_PROMPT_: List each line of the data that holds the string "Poission", please.

_PROVIDED ENTRIES_:
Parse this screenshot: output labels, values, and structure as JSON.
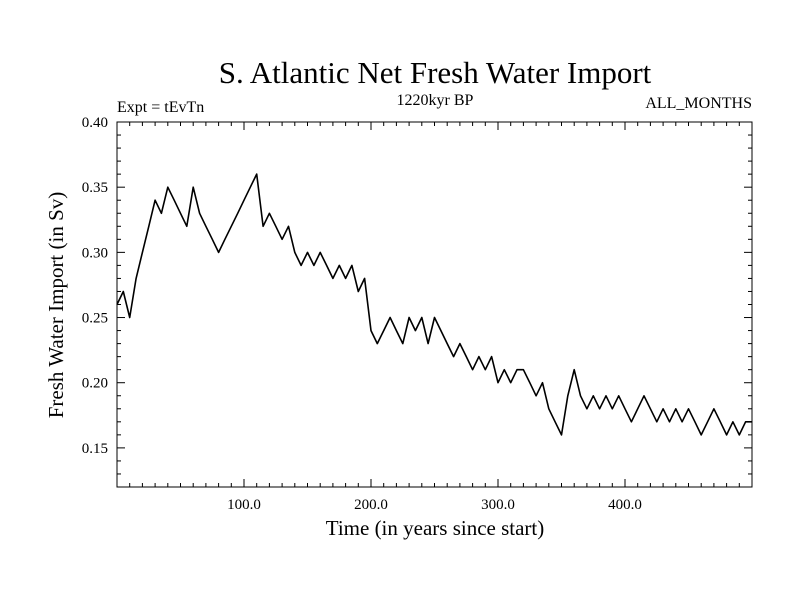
{
  "chart_data": {
    "type": "line",
    "title": "S. Atlantic Net Fresh Water Import",
    "subtitle_left": "Expt = tEvTn",
    "subtitle_center": "1220kyr BP",
    "subtitle_right": "ALL_MONTHS",
    "xlabel": "Time (in years since start)",
    "ylabel": "Fresh Water Import (in Sv)",
    "xlim": [
      0,
      500
    ],
    "ylim": [
      0.12,
      0.4
    ],
    "x_ticks": [
      100,
      200,
      300,
      400
    ],
    "x_tick_labels": [
      "100.0",
      "200.0",
      "300.0",
      "400.0"
    ],
    "y_ticks": [
      0.15,
      0.2,
      0.25,
      0.3,
      0.35,
      0.4
    ],
    "y_tick_labels": [
      "0.15",
      "0.20",
      "0.25",
      "0.30",
      "0.35",
      "0.40"
    ],
    "grid": false,
    "line_color": "#000000",
    "series": [
      {
        "name": "Fresh Water Import",
        "x": [
          0,
          5,
          10,
          15,
          20,
          25,
          30,
          35,
          40,
          45,
          50,
          55,
          60,
          65,
          70,
          75,
          80,
          85,
          90,
          95,
          100,
          105,
          110,
          115,
          120,
          125,
          130,
          135,
          140,
          145,
          150,
          155,
          160,
          165,
          170,
          175,
          180,
          185,
          190,
          195,
          200,
          205,
          210,
          215,
          220,
          225,
          230,
          235,
          240,
          245,
          250,
          255,
          260,
          265,
          270,
          275,
          280,
          285,
          290,
          295,
          300,
          305,
          310,
          315,
          320,
          325,
          330,
          335,
          340,
          345,
          350,
          355,
          360,
          365,
          370,
          375,
          380,
          385,
          390,
          395,
          400,
          405,
          410,
          415,
          420,
          425,
          430,
          435,
          440,
          445,
          450,
          455,
          460,
          465,
          470,
          475,
          480,
          485,
          490,
          495,
          500
        ],
        "values": [
          0.26,
          0.27,
          0.25,
          0.28,
          0.3,
          0.32,
          0.34,
          0.33,
          0.35,
          0.34,
          0.33,
          0.32,
          0.35,
          0.33,
          0.32,
          0.31,
          0.3,
          0.31,
          0.32,
          0.33,
          0.34,
          0.35,
          0.36,
          0.32,
          0.33,
          0.32,
          0.31,
          0.32,
          0.3,
          0.29,
          0.3,
          0.29,
          0.3,
          0.29,
          0.28,
          0.29,
          0.28,
          0.29,
          0.27,
          0.28,
          0.24,
          0.23,
          0.24,
          0.25,
          0.24,
          0.23,
          0.25,
          0.24,
          0.25,
          0.23,
          0.25,
          0.24,
          0.23,
          0.22,
          0.23,
          0.22,
          0.21,
          0.22,
          0.21,
          0.22,
          0.2,
          0.21,
          0.2,
          0.21,
          0.21,
          0.2,
          0.19,
          0.2,
          0.18,
          0.17,
          0.16,
          0.19,
          0.21,
          0.19,
          0.18,
          0.19,
          0.18,
          0.19,
          0.18,
          0.19,
          0.18,
          0.17,
          0.18,
          0.19,
          0.18,
          0.17,
          0.18,
          0.17,
          0.18,
          0.17,
          0.18,
          0.17,
          0.16,
          0.17,
          0.18,
          0.17,
          0.16,
          0.17,
          0.16,
          0.17,
          0.17
        ]
      }
    ]
  }
}
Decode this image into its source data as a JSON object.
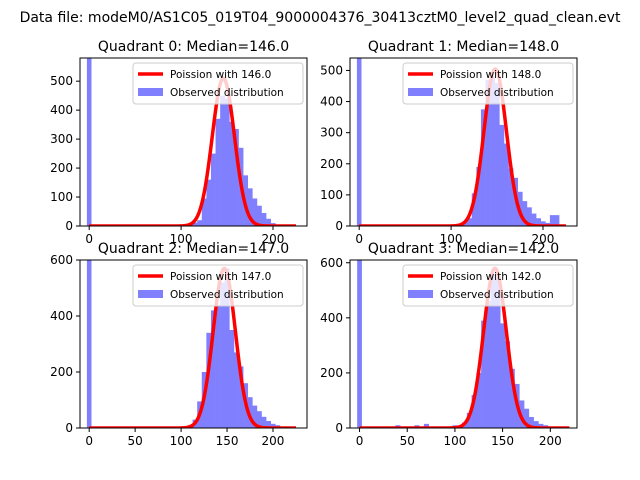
{
  "figure": {
    "suptitle": "Data file: modeM0/AS1C05_019T04_9000004376_30413cztM0_level2_quad_clean.evt"
  },
  "colors": {
    "poisson_line": "#ff0000",
    "observed_bars": "#8080ff",
    "axes": "#000000",
    "background": "#ffffff"
  },
  "chart_data": [
    {
      "type": "bar",
      "title": "Quadrant 0: Median=146.0",
      "legend_position": "top-right",
      "legend": [
        "Poission with 146.0",
        "Observed distribution"
      ],
      "xlim": [
        -10,
        237
      ],
      "ylim": [
        0,
        580
      ],
      "xticks": [
        0,
        100,
        200
      ],
      "yticks": [
        0,
        100,
        200,
        300,
        400,
        500
      ],
      "bin_width": 5,
      "spike": {
        "x": 0,
        "value": 580
      },
      "bins": [
        {
          "x": 110,
          "value": 5
        },
        {
          "x": 115,
          "value": 12
        },
        {
          "x": 120,
          "value": 20
        },
        {
          "x": 125,
          "value": 95
        },
        {
          "x": 130,
          "value": 160
        },
        {
          "x": 135,
          "value": 250
        },
        {
          "x": 140,
          "value": 370
        },
        {
          "x": 145,
          "value": 450
        },
        {
          "x": 150,
          "value": 440
        },
        {
          "x": 155,
          "value": 360
        },
        {
          "x": 160,
          "value": 335
        },
        {
          "x": 165,
          "value": 270
        },
        {
          "x": 170,
          "value": 175
        },
        {
          "x": 175,
          "value": 130
        },
        {
          "x": 180,
          "value": 95
        },
        {
          "x": 185,
          "value": 70
        },
        {
          "x": 190,
          "value": 45
        },
        {
          "x": 195,
          "value": 25
        },
        {
          "x": 200,
          "value": 10
        },
        {
          "x": 205,
          "value": 5
        }
      ],
      "poisson": {
        "mean": 146.0,
        "peak": 510,
        "sigma": 12.1,
        "x_range": [
          0,
          225
        ]
      }
    },
    {
      "type": "bar",
      "title": "Quadrant 1: Median=148.0",
      "legend_position": "top-right",
      "legend": [
        "Poission with 148.0",
        "Observed distribution"
      ],
      "xlim": [
        -10,
        237
      ],
      "ylim": [
        0,
        540
      ],
      "xticks": [
        0,
        100,
        200
      ],
      "yticks": [
        0,
        100,
        200,
        300,
        400,
        500
      ],
      "bin_width": 5,
      "spike": {
        "x": 0,
        "value": 540
      },
      "bins": [
        {
          "x": 110,
          "value": 5
        },
        {
          "x": 115,
          "value": 12
        },
        {
          "x": 120,
          "value": 25
        },
        {
          "x": 125,
          "value": 105
        },
        {
          "x": 130,
          "value": 190
        },
        {
          "x": 135,
          "value": 375
        },
        {
          "x": 140,
          "value": 470
        },
        {
          "x": 145,
          "value": 480
        },
        {
          "x": 150,
          "value": 460
        },
        {
          "x": 155,
          "value": 325
        },
        {
          "x": 160,
          "value": 265
        },
        {
          "x": 165,
          "value": 185
        },
        {
          "x": 170,
          "value": 155
        },
        {
          "x": 175,
          "value": 110
        },
        {
          "x": 180,
          "value": 80
        },
        {
          "x": 185,
          "value": 60
        },
        {
          "x": 190,
          "value": 40
        },
        {
          "x": 195,
          "value": 25
        },
        {
          "x": 200,
          "value": 15
        },
        {
          "x": 205,
          "value": 10
        },
        {
          "x": 210,
          "value": 35
        },
        {
          "x": 215,
          "value": 35
        }
      ],
      "poisson": {
        "mean": 148.0,
        "peak": 505,
        "sigma": 12.2,
        "x_range": [
          0,
          225
        ]
      }
    },
    {
      "type": "bar",
      "title": "Quadrant 2: Median=147.0",
      "legend_position": "top-right",
      "legend": [
        "Poission with 147.0",
        "Observed distribution"
      ],
      "xlim": [
        -10,
        237
      ],
      "ylim": [
        0,
        600
      ],
      "xticks": [
        0,
        50,
        100,
        150,
        200
      ],
      "yticks": [
        0,
        200,
        400,
        600
      ],
      "bin_width": 5,
      "spike": {
        "x": 0,
        "value": 600
      },
      "bins": [
        {
          "x": 105,
          "value": 5
        },
        {
          "x": 110,
          "value": 10
        },
        {
          "x": 115,
          "value": 30
        },
        {
          "x": 120,
          "value": 95
        },
        {
          "x": 125,
          "value": 200
        },
        {
          "x": 130,
          "value": 340
        },
        {
          "x": 135,
          "value": 420
        },
        {
          "x": 140,
          "value": 440
        },
        {
          "x": 145,
          "value": 520
        },
        {
          "x": 150,
          "value": 570
        },
        {
          "x": 155,
          "value": 350
        },
        {
          "x": 160,
          "value": 270
        },
        {
          "x": 165,
          "value": 220
        },
        {
          "x": 170,
          "value": 160
        },
        {
          "x": 175,
          "value": 110
        },
        {
          "x": 180,
          "value": 80
        },
        {
          "x": 185,
          "value": 60
        },
        {
          "x": 190,
          "value": 40
        },
        {
          "x": 195,
          "value": 25
        },
        {
          "x": 200,
          "value": 15
        },
        {
          "x": 205,
          "value": 10
        }
      ],
      "poisson": {
        "mean": 147.0,
        "peak": 570,
        "sigma": 12.1,
        "x_range": [
          0,
          225
        ]
      }
    },
    {
      "type": "bar",
      "title": "Quadrant 3: Median=142.0",
      "legend_position": "top-right",
      "legend": [
        "Poission with 142.0",
        "Observed distribution"
      ],
      "xlim": [
        -10,
        228
      ],
      "ylim": [
        0,
        610
      ],
      "xticks": [
        0,
        50,
        100,
        150,
        200
      ],
      "yticks": [
        0,
        200,
        400,
        600
      ],
      "bin_width": 5,
      "spike": {
        "x": 0,
        "value": 610
      },
      "bins": [
        {
          "x": 40,
          "value": 10
        },
        {
          "x": 60,
          "value": 10
        },
        {
          "x": 70,
          "value": 15
        },
        {
          "x": 100,
          "value": 10
        },
        {
          "x": 110,
          "value": 20
        },
        {
          "x": 115,
          "value": 55
        },
        {
          "x": 120,
          "value": 120
        },
        {
          "x": 125,
          "value": 200
        },
        {
          "x": 130,
          "value": 390
        },
        {
          "x": 135,
          "value": 460
        },
        {
          "x": 140,
          "value": 560
        },
        {
          "x": 145,
          "value": 545
        },
        {
          "x": 150,
          "value": 380
        },
        {
          "x": 155,
          "value": 315
        },
        {
          "x": 160,
          "value": 215
        },
        {
          "x": 165,
          "value": 160
        },
        {
          "x": 170,
          "value": 100
        },
        {
          "x": 175,
          "value": 70
        },
        {
          "x": 180,
          "value": 40
        },
        {
          "x": 185,
          "value": 25
        },
        {
          "x": 190,
          "value": 15
        },
        {
          "x": 195,
          "value": 10
        }
      ],
      "poisson": {
        "mean": 142.0,
        "peak": 580,
        "sigma": 11.9,
        "x_range": [
          0,
          220
        ]
      }
    }
  ]
}
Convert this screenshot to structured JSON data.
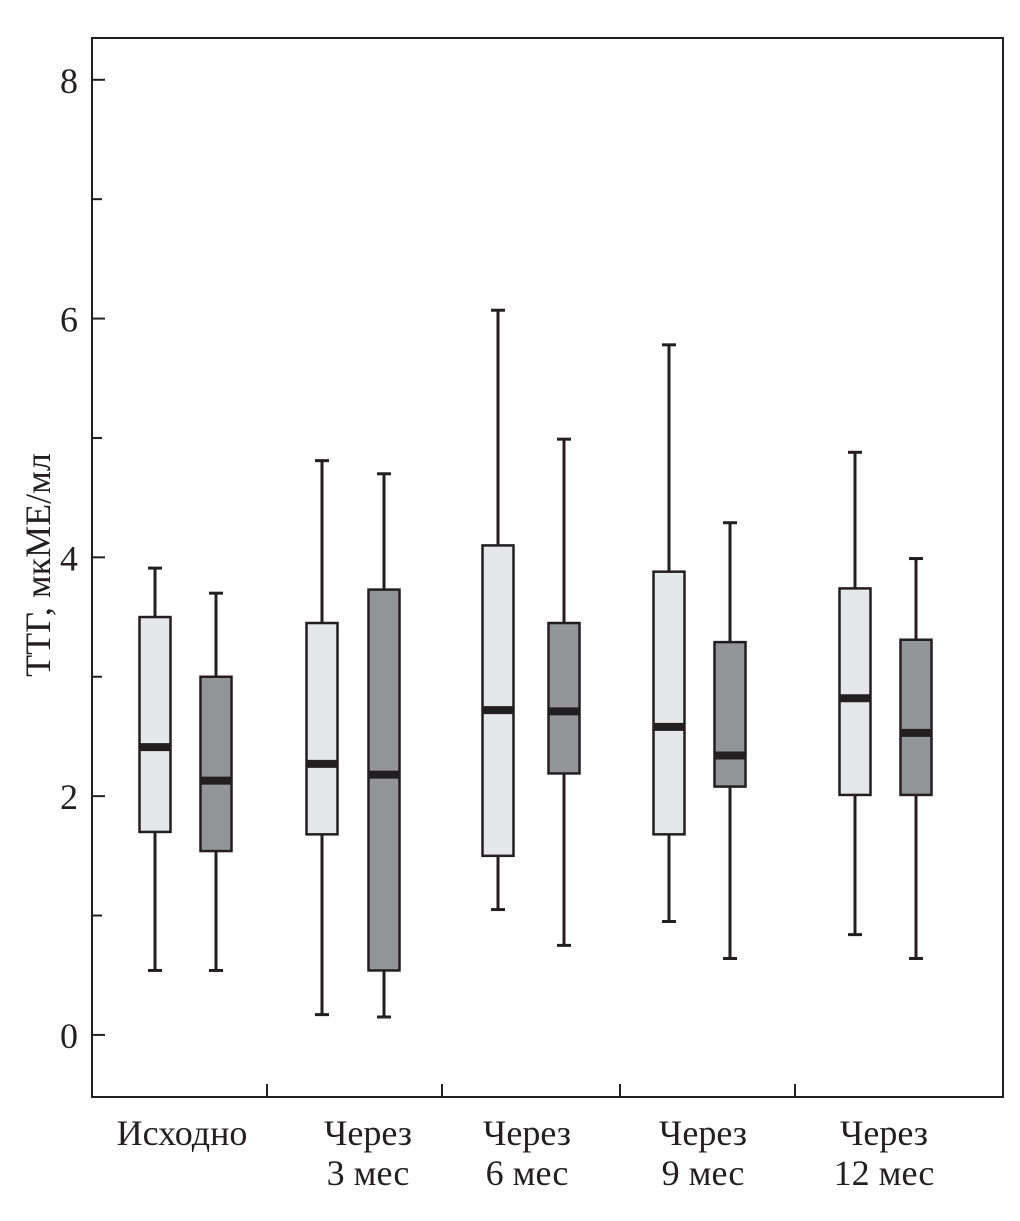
{
  "chart_data": {
    "type": "box",
    "title": "",
    "xlabel": "",
    "ylabel": "ТТГ, мкМЕ/мл",
    "ylim": [
      -0.52,
      8.35
    ],
    "yticks_major": [
      0,
      2,
      4,
      6,
      8
    ],
    "yticks_minor": [
      1,
      3,
      5,
      7
    ],
    "grid": false,
    "legend": null,
    "colors": {
      "light": "#e6e7e8",
      "dark": "#939598",
      "stroke": "#231f20"
    },
    "categories": [
      {
        "line1": "Исходно",
        "line2": ""
      },
      {
        "line1": "Через",
        "line2": "3 мес"
      },
      {
        "line1": "Через",
        "line2": "6 мес"
      },
      {
        "line1": "Через",
        "line2": "9 мес"
      },
      {
        "line1": "Через",
        "line2": "12 мес"
      }
    ],
    "series": [
      {
        "name": "light",
        "boxes": [
          {
            "min": 0.54,
            "q1": 1.7,
            "median": 2.41,
            "q3": 3.5,
            "max": 3.91
          },
          {
            "min": 0.17,
            "q1": 1.68,
            "median": 2.27,
            "q3": 3.45,
            "max": 4.81
          },
          {
            "min": 1.05,
            "q1": 1.5,
            "median": 2.72,
            "q3": 4.1,
            "max": 6.07
          },
          {
            "min": 0.95,
            "q1": 1.68,
            "median": 2.58,
            "q3": 3.88,
            "max": 5.78
          },
          {
            "min": 0.84,
            "q1": 2.01,
            "median": 2.82,
            "q3": 3.74,
            "max": 4.88
          }
        ]
      },
      {
        "name": "dark",
        "boxes": [
          {
            "min": 0.54,
            "q1": 1.54,
            "median": 2.13,
            "q3": 3.0,
            "max": 3.7
          },
          {
            "min": 0.15,
            "q1": 0.54,
            "median": 2.18,
            "q3": 3.73,
            "max": 4.7
          },
          {
            "min": 0.75,
            "q1": 2.19,
            "median": 2.71,
            "q3": 3.45,
            "max": 4.99
          },
          {
            "min": 0.64,
            "q1": 2.08,
            "median": 2.34,
            "q3": 3.29,
            "max": 4.29
          },
          {
            "min": 0.64,
            "q1": 2.01,
            "median": 2.53,
            "q3": 3.31,
            "max": 3.99
          }
        ]
      }
    ]
  }
}
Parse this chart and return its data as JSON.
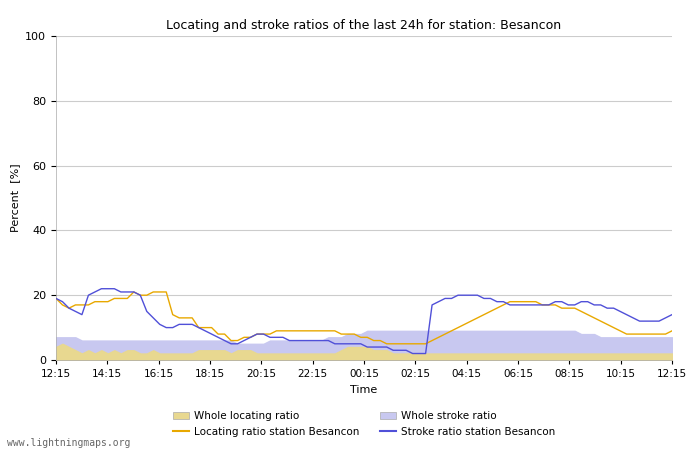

_ANSWER TO THIS EXERCISE_:
        "Poission with 146.0",
        "Poission with 148.0",
        "Poission with 147.0",
        "Poission with 142.0",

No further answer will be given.